■ Prompt: Return the data from the line containing "List each element" through the line containing "staff-photo: [872, 820, 971, 937]", inclusive, reproducing each line verbatim.

■ Supplied entries:
* start *

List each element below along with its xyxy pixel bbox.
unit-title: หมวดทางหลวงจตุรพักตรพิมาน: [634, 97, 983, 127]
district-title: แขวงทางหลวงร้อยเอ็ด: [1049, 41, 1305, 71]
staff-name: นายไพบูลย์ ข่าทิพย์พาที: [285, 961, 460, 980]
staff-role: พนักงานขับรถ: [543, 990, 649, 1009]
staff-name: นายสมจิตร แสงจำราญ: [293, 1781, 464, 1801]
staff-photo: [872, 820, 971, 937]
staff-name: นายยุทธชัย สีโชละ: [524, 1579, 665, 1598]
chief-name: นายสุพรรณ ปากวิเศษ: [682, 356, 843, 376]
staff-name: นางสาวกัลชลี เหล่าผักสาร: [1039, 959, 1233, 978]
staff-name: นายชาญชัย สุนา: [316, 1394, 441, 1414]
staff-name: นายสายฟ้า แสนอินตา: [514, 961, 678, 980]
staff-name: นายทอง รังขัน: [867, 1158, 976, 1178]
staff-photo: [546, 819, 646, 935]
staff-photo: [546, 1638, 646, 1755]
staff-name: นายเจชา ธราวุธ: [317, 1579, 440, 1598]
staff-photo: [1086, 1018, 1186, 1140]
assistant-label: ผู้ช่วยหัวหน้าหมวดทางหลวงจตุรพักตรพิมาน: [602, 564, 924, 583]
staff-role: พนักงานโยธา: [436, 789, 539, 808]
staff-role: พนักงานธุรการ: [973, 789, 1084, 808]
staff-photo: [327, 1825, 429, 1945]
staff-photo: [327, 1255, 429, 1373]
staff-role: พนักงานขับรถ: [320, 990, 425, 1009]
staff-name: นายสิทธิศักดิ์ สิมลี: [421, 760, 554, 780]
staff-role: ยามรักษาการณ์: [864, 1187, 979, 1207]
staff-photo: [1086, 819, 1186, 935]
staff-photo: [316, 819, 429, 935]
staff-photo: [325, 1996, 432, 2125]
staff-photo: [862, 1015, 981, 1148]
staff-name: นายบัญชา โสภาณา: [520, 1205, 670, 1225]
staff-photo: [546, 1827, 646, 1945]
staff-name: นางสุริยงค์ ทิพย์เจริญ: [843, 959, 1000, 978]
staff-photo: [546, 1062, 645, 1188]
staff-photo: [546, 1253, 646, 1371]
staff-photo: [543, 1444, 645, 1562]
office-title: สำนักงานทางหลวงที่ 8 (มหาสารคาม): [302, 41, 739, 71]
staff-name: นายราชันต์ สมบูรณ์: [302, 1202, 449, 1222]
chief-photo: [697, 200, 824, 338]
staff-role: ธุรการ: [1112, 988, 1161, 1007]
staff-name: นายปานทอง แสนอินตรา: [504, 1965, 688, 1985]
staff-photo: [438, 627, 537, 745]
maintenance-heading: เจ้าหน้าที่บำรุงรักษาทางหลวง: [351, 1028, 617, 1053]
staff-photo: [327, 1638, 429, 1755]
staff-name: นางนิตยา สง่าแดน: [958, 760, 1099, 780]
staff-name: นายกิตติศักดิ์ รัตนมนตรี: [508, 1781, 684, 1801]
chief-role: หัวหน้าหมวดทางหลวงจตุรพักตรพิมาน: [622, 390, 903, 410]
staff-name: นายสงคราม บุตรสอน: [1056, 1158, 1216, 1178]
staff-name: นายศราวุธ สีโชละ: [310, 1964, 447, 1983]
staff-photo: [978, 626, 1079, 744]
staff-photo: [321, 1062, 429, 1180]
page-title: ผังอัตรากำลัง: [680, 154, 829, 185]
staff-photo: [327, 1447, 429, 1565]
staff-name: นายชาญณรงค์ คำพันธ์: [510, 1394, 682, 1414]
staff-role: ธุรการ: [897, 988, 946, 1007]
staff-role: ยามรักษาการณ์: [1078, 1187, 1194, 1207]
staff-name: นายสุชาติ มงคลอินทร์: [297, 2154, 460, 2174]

* end *
* start *

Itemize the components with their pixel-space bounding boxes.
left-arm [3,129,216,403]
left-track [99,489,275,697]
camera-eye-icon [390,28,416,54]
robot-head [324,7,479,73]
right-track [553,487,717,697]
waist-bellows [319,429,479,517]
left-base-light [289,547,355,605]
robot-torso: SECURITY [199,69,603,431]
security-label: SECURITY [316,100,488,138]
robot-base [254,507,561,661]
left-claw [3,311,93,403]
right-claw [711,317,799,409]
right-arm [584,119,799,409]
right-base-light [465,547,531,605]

* end *
* start *

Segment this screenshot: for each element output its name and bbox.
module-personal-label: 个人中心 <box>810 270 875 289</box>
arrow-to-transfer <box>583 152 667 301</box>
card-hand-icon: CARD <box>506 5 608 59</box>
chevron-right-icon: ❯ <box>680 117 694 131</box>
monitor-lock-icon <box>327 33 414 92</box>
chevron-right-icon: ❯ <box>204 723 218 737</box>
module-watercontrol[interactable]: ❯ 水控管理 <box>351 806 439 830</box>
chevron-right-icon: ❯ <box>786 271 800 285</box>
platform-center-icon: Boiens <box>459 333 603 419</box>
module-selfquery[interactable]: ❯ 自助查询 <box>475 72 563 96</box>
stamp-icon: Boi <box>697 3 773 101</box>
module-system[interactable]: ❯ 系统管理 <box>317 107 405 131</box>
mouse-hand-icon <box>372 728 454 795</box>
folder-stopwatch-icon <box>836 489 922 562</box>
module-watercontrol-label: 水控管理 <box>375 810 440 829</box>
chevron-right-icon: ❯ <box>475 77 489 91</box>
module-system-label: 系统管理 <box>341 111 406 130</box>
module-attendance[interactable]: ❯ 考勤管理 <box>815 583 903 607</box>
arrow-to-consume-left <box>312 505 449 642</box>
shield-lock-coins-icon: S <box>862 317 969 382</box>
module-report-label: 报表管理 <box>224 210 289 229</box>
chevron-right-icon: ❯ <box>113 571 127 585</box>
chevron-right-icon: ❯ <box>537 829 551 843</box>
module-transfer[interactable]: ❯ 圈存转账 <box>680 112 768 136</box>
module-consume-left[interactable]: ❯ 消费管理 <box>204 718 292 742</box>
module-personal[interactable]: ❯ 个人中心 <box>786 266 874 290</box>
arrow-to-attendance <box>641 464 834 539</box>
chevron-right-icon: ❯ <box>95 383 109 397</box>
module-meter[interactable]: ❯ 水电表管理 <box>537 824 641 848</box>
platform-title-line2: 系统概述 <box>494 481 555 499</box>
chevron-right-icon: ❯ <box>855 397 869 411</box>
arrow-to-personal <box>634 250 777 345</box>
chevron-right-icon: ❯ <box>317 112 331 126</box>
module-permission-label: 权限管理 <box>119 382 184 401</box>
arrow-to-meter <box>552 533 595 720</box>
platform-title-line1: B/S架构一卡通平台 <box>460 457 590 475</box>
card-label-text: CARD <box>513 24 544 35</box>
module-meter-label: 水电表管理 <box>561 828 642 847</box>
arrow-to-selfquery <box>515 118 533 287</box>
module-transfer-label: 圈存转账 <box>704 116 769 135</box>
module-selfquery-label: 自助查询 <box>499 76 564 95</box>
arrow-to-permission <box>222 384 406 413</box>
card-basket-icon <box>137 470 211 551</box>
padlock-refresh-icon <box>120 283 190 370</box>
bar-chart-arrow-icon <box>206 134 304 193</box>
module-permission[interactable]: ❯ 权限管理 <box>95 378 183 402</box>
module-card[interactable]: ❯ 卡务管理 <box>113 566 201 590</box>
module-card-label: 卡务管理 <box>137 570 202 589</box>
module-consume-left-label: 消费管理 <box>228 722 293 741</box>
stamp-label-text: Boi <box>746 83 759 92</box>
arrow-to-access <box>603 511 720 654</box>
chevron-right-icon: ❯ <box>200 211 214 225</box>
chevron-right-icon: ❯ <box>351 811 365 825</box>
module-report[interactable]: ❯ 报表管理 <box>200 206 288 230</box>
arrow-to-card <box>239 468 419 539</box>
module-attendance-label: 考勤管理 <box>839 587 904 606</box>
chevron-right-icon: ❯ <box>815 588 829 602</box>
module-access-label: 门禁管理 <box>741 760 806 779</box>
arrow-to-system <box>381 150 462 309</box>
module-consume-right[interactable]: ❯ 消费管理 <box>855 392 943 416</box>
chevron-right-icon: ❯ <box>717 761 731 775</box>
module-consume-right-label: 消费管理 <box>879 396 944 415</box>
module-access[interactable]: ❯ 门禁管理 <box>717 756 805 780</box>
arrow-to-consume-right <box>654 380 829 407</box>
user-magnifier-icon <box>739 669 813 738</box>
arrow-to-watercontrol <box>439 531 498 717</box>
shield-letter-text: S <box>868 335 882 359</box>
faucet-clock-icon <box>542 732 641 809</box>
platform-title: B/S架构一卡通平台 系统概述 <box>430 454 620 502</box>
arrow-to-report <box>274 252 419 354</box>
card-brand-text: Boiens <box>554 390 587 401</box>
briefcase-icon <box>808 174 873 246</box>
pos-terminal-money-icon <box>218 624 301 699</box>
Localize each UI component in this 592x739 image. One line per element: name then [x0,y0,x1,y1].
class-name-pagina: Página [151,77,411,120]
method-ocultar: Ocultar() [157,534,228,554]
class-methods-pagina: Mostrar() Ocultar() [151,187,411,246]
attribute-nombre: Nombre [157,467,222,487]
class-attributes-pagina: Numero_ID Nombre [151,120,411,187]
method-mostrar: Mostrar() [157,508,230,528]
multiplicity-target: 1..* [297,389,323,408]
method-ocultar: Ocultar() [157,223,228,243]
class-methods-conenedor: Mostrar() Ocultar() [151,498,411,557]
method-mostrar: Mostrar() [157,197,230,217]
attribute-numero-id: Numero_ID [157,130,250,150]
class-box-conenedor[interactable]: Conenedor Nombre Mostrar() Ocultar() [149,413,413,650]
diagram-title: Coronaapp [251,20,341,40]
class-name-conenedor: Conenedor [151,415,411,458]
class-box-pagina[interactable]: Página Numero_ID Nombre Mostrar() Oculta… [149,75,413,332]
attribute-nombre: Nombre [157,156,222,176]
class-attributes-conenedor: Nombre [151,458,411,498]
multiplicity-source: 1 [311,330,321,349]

* end *

■ Complete answer:
List each element below along with its xyxy pixel bbox.
unit-title: หมวดทางหลวงจตุรพักตรพิมาน: [634, 97, 983, 127]
district-title: แขวงทางหลวงร้อยเอ็ด: [1049, 41, 1305, 71]
staff-name: นายไพบูลย์ ข่าทิพย์พาที: [285, 961, 460, 980]
staff-role: พนักงานขับรถ: [543, 990, 649, 1009]
staff-name: นายสมจิตร แสงจำราญ: [293, 1781, 464, 1801]
staff-photo: [872, 820, 971, 937]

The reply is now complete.